Requirements.
[a] Summarize the EVE pretraining data text in three sentences.
[b] Copy from the EVE pretraining data text the section that begins at the words "Data name |" and ends after the words "provide better results.".

Passage.
--- BEGIN ---

Data name | Data size |
---|---|
EVE_pretrain_cap33M.json | 28 GB |
LLaVA_v1_5_mix665K.json | 983 MB |
EVE_instruct_mix1.8M.json | 2.1 GB |
We introduce publicly available web-scale data, including image-only: SA-1B, OpenImages; and image-text: LAION. We remove noisy text captions and reproduce 33M high-quality descriptions via Emu2 (17B) and LLaVA-1.5 (13B) as EVE-cap33M. We have no specific plan to release pretraining data. You can download and filter images according to our paper's guidelines, utilizing LLaVA-NEXT to generate high-definition image descriptions, which would provide better results.
Organize the data as follows in ./playground/data/EVE-Pretrain-33M/
:
data
├── EVE-Pretrain-33M
│ │── eve_pretrain_cap33m.json
│ ├── LAION-Dedump
│ │ ├── images
│ │ │ ├── 000000
│ │ │ ├── 000001
│ │ │ ├── ...
│ ├── Openimages_v6
│ │ ├── images
│ │ │ ├── V6Train1
│ │ │ ├── V6Train2
│ │ │ ├── ...
│ ├── SAM-11M
│ │ ├── images
│ │ │ ├── 000000
│ │ │ ├── 000001
│ │ │ ├── ...

--- END ---

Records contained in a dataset
--- BEGIN ---

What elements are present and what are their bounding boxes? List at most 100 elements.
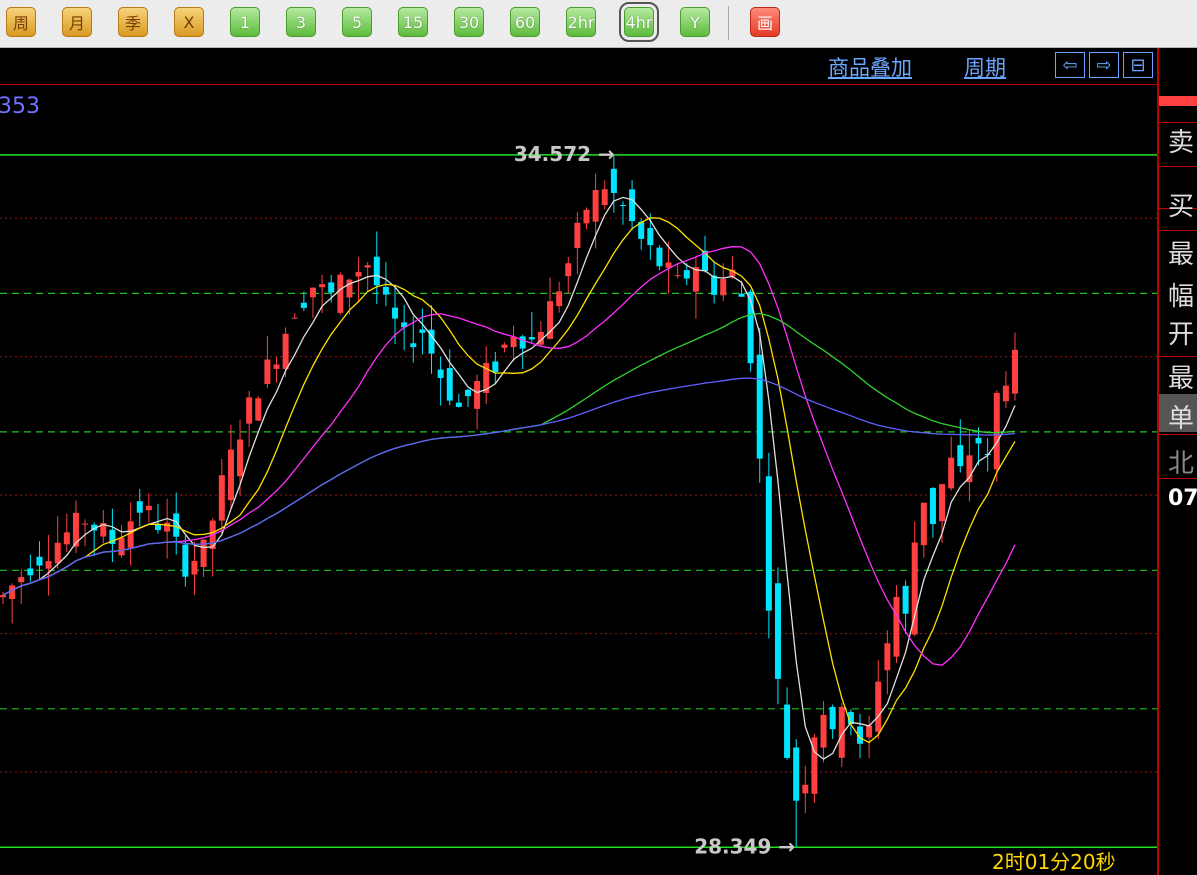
- candle-body: [939, 484, 946, 522]
- price-chart: 34.572 → 28.349 → 353: [0, 94, 1157, 858]
- panel-divider: [1159, 166, 1197, 167]
- candle-body: [36, 556, 43, 566]
- candle-body: [246, 397, 253, 424]
- period-button-15[interactable]: 15: [398, 7, 428, 37]
- period-button-3[interactable]: 3: [286, 7, 316, 37]
- moving-average-line: [2, 246, 1016, 666]
- period-button-Y[interactable]: Y: [680, 7, 710, 37]
- candle-body: [802, 784, 809, 794]
- candle-body: [54, 542, 61, 564]
- candle-body: [237, 439, 244, 477]
- countdown-timer: 2时01分20秒: [992, 850, 1116, 874]
- candle-body: [884, 643, 891, 671]
- period-button-4hr[interactable]: 4hr: [619, 2, 659, 42]
- candle-body: [993, 392, 1000, 470]
- candle-body: [866, 725, 873, 738]
- low-price-label: 28.349 →: [694, 834, 795, 858]
- arrow-right-icon[interactable]: ⇨: [1089, 52, 1119, 78]
- moving-average-line: [2, 377, 1016, 596]
- candle-body: [920, 502, 927, 546]
- candle-body: [601, 189, 608, 205]
- high-price-label: 34.572 →: [514, 142, 615, 166]
- candle-body: [355, 272, 362, 277]
- candle-body: [145, 505, 152, 511]
- panel-top-bar: [1159, 96, 1197, 106]
- candle-body: [519, 336, 526, 349]
- period-button-画[interactable]: 画: [750, 7, 780, 37]
- candle-body: [154, 524, 161, 530]
- candle-body: [309, 287, 316, 298]
- candle-body: [63, 532, 70, 545]
- candle-body: [592, 190, 599, 222]
- candle-body: [182, 544, 189, 577]
- candle-body: [328, 282, 335, 293]
- candle-body: [556, 291, 563, 307]
- candle-body: [282, 333, 289, 370]
- candle-body: [273, 364, 280, 369]
- period-button-30[interactable]: 30: [454, 7, 484, 37]
- candle-body: [829, 707, 836, 730]
- candle-body: [501, 344, 508, 348]
- candle-body: [711, 275, 718, 295]
- candle-body: [893, 596, 900, 657]
- arrow-left-icon[interactable]: ⇦: [1055, 52, 1085, 78]
- moving-average-line: [2, 312, 1016, 596]
- candle-body: [583, 209, 590, 224]
- candle-body: [629, 189, 636, 222]
- candle-body: [446, 368, 453, 401]
- candle-body: [118, 537, 125, 556]
- period-button-2hr[interactable]: 2hr: [566, 7, 596, 37]
- candle-body: [756, 354, 763, 459]
- candle-body: [492, 361, 499, 373]
- panel-item: 幅: [1168, 282, 1195, 312]
- period-button-5[interactable]: 5: [342, 7, 372, 37]
- candle-body: [610, 168, 617, 193]
- period-button-X[interactable]: X: [174, 7, 204, 37]
- candle-body: [656, 247, 663, 267]
- period-link[interactable]: 周期: [964, 52, 1006, 82]
- candle-body: [191, 560, 198, 575]
- candle-body: [419, 329, 426, 333]
- period-toolbar: 周月季 X 1 3 5 15 30 60 2hr 4hr Y 画: [0, 0, 1197, 48]
- candle-body: [291, 317, 298, 319]
- period-button-1[interactable]: 1: [230, 7, 260, 37]
- candle-body: [227, 449, 234, 501]
- candle-body: [902, 585, 909, 614]
- candle-body: [784, 704, 791, 758]
- candle-body: [45, 561, 52, 569]
- chart-top-bar: 商品叠加 周期 ⇦ ⇨ ⊟: [0, 48, 1157, 85]
- panel-item: 最: [1168, 364, 1195, 394]
- candle-body: [218, 475, 225, 521]
- candle-body: [820, 714, 827, 748]
- candle-body: [382, 286, 389, 295]
- candle-body: [474, 381, 481, 409]
- panel-item: 卖: [1168, 128, 1195, 158]
- candle-body: [619, 204, 626, 206]
- quote-panel: 卖买最幅开最单北 07: [1157, 48, 1197, 875]
- layout-icon[interactable]: ⊟: [1123, 52, 1153, 78]
- candle-body: [300, 302, 307, 308]
- period-button-周[interactable]: 周: [6, 7, 36, 37]
- panel-item: 买: [1168, 192, 1195, 222]
- candle-body: [346, 279, 353, 298]
- candle-body: [164, 522, 171, 532]
- candle-body: [27, 568, 34, 576]
- candle-body: [720, 279, 727, 296]
- candle-body: [9, 585, 16, 600]
- left-value-label: 353: [0, 94, 40, 119]
- period-button-60[interactable]: 60: [510, 7, 540, 37]
- period-button-季[interactable]: 季: [118, 7, 148, 37]
- candle-body: [948, 457, 955, 489]
- panel-item: 最: [1168, 240, 1195, 270]
- candle-body: [82, 523, 89, 525]
- candle-body: [410, 343, 417, 348]
- candle-body: [647, 228, 654, 246]
- candle-body: [1012, 349, 1018, 394]
- candle-body: [255, 398, 262, 421]
- candle-body: [1002, 385, 1009, 402]
- candle-body: [373, 256, 380, 286]
- moving-average-line: [2, 217, 1016, 744]
- overlay-link[interactable]: 商品叠加: [828, 52, 912, 82]
- period-button-月[interactable]: 月: [62, 7, 92, 37]
- candle-body: [957, 445, 964, 467]
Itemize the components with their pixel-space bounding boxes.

--- END ---

Exercise answers.
[a] It lists three data files with their sizes and describes web-scale data drawn from SA-1B, OpenImages, and LAION. Noisy text captions were removed, and 33M high-quality descriptions were reproduced with Emu2 (17B) and LLaVA-1.5 (13B) as EVE-cap33M. There is no specific plan to release the pretraining data, but images can be downloaded and filtered by the paper's guidelines, with LLaVA-NEXT generating high-definition descriptions, and the data is to be organized under ./playground/data/EVE-Pretrain-33M/ in folders for LAION-Dedump, Openimages_v6, and SAM-11M.

[b]
Data name | Data size |
---|---|
EVE_pretrain_cap33M.json | 28 GB |
LLaVA_v1_5_mix665K.json | 983 MB |
EVE_instruct_mix1.8M.json | 2.1 GB |
We introduce publicly available web-scale data, including image-only: SA-1B, OpenImages; and image-text: LAION. We remove noisy text captions and reproduce 33M high-quality descriptions via Emu2 (17B) and LLaVA-1.5 (13B) as EVE-cap33M. We have no specific plan to release pretraining data. You can download and filter images according to our paper's guidelines, utilizing LLaVA-NEXT to generate high-definition image descriptions, which would provide better results.